** start of DATA ENTRIES **
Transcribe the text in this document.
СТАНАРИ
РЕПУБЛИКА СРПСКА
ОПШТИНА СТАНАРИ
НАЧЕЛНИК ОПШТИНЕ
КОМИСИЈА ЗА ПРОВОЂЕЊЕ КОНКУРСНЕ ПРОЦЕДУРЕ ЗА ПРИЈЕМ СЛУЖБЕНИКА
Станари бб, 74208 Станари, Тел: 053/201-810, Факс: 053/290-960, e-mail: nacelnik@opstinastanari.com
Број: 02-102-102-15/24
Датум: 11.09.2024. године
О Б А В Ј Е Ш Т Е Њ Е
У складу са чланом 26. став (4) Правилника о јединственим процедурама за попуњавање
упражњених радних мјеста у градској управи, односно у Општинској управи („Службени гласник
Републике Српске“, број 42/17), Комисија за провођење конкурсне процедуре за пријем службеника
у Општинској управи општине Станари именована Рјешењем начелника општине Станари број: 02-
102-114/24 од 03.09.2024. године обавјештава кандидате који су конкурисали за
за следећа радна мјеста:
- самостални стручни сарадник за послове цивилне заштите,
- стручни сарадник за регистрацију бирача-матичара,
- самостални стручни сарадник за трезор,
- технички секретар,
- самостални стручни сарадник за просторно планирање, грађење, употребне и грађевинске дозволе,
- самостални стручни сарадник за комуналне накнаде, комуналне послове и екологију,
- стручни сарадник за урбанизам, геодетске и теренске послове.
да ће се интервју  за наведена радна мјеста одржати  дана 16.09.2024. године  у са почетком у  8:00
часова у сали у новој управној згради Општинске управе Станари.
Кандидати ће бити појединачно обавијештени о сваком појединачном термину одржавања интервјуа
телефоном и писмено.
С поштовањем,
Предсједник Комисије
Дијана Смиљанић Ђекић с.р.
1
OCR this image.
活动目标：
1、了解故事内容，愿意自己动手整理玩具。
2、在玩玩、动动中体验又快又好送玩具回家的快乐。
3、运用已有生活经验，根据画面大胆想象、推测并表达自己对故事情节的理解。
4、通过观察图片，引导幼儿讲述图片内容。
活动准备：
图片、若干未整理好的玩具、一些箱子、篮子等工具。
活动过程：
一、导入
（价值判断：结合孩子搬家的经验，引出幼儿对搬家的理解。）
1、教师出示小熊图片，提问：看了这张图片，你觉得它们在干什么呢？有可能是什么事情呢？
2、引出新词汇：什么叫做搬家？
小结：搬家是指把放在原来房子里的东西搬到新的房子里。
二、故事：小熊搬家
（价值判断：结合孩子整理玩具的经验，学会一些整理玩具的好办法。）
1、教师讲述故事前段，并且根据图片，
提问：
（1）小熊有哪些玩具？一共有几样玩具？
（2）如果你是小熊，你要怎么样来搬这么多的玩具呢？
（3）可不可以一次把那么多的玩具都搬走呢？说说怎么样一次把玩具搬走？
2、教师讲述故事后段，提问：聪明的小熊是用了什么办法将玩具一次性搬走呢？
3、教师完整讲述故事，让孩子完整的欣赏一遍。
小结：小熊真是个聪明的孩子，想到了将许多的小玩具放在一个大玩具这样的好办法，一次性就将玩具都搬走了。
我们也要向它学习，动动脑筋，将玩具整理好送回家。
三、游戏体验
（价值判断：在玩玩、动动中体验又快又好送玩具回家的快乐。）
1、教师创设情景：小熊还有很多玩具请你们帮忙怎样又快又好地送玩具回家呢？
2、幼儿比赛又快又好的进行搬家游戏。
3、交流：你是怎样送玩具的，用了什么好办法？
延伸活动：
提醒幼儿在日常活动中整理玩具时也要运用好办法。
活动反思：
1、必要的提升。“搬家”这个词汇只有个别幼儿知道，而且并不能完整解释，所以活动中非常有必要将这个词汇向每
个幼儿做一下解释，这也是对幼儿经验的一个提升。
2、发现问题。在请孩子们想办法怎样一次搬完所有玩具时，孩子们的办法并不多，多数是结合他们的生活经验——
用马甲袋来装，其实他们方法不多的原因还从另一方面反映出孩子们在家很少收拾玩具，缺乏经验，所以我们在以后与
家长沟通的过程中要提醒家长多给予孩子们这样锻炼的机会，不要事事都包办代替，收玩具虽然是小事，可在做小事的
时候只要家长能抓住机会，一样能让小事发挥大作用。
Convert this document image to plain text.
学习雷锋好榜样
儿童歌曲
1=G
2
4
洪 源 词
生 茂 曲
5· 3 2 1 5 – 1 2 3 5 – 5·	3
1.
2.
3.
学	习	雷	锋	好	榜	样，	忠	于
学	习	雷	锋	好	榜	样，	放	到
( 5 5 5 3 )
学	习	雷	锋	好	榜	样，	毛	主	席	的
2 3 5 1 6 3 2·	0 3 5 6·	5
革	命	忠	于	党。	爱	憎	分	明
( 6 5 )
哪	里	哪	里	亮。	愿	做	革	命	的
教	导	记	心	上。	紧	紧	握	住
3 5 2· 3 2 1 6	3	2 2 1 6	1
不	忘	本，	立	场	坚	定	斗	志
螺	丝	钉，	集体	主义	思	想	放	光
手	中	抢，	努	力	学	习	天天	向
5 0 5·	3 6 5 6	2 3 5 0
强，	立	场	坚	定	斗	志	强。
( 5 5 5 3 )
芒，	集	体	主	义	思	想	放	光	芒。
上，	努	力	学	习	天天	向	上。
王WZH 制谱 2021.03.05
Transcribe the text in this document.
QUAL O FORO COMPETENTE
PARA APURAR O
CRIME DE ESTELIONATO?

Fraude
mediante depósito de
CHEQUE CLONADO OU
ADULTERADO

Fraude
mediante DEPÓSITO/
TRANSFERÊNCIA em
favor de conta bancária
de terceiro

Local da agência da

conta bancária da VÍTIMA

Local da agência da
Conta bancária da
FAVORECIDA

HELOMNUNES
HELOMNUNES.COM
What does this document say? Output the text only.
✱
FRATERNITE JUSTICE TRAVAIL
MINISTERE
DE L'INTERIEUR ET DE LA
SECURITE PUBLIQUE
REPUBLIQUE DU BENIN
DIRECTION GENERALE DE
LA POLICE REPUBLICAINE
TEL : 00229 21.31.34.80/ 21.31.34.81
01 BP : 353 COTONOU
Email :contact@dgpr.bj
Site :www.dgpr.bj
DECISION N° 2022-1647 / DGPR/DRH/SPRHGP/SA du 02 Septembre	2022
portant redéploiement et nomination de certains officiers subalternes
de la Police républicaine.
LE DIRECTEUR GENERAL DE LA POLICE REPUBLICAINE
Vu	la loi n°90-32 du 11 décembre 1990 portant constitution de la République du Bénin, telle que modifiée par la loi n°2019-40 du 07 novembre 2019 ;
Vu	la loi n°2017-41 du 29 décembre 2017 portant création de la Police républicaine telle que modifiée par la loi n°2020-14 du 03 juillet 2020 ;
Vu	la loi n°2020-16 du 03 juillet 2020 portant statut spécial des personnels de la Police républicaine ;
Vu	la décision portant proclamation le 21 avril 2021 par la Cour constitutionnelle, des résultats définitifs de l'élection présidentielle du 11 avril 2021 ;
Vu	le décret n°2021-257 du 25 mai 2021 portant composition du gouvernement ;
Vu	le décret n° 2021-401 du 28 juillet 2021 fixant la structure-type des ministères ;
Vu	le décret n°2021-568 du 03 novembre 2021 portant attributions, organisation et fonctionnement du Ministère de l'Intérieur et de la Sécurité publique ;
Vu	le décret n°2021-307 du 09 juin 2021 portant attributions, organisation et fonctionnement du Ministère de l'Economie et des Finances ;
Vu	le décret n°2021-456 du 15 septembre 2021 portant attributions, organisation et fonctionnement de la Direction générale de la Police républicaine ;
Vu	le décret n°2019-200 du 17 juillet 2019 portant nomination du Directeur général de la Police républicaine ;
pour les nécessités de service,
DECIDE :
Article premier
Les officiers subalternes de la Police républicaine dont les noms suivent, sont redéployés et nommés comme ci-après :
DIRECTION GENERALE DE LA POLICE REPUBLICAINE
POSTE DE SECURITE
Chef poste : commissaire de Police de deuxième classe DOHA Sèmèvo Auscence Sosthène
** end of DATA ENTRIES **
▸ OBJECTIVE:
Look through the entries above for the word "године". Copy every line where it shows up.

▸ WRITTEN SOLUTION:
Датум: 11.09.2024. године
102-114/24 од 03.09.2024. године обавјештава кандидате који су конкурисали за
да ће се интервју  за наведена радна мјеста одржати  дана 16.09.2024. године  у са почетком у  8:00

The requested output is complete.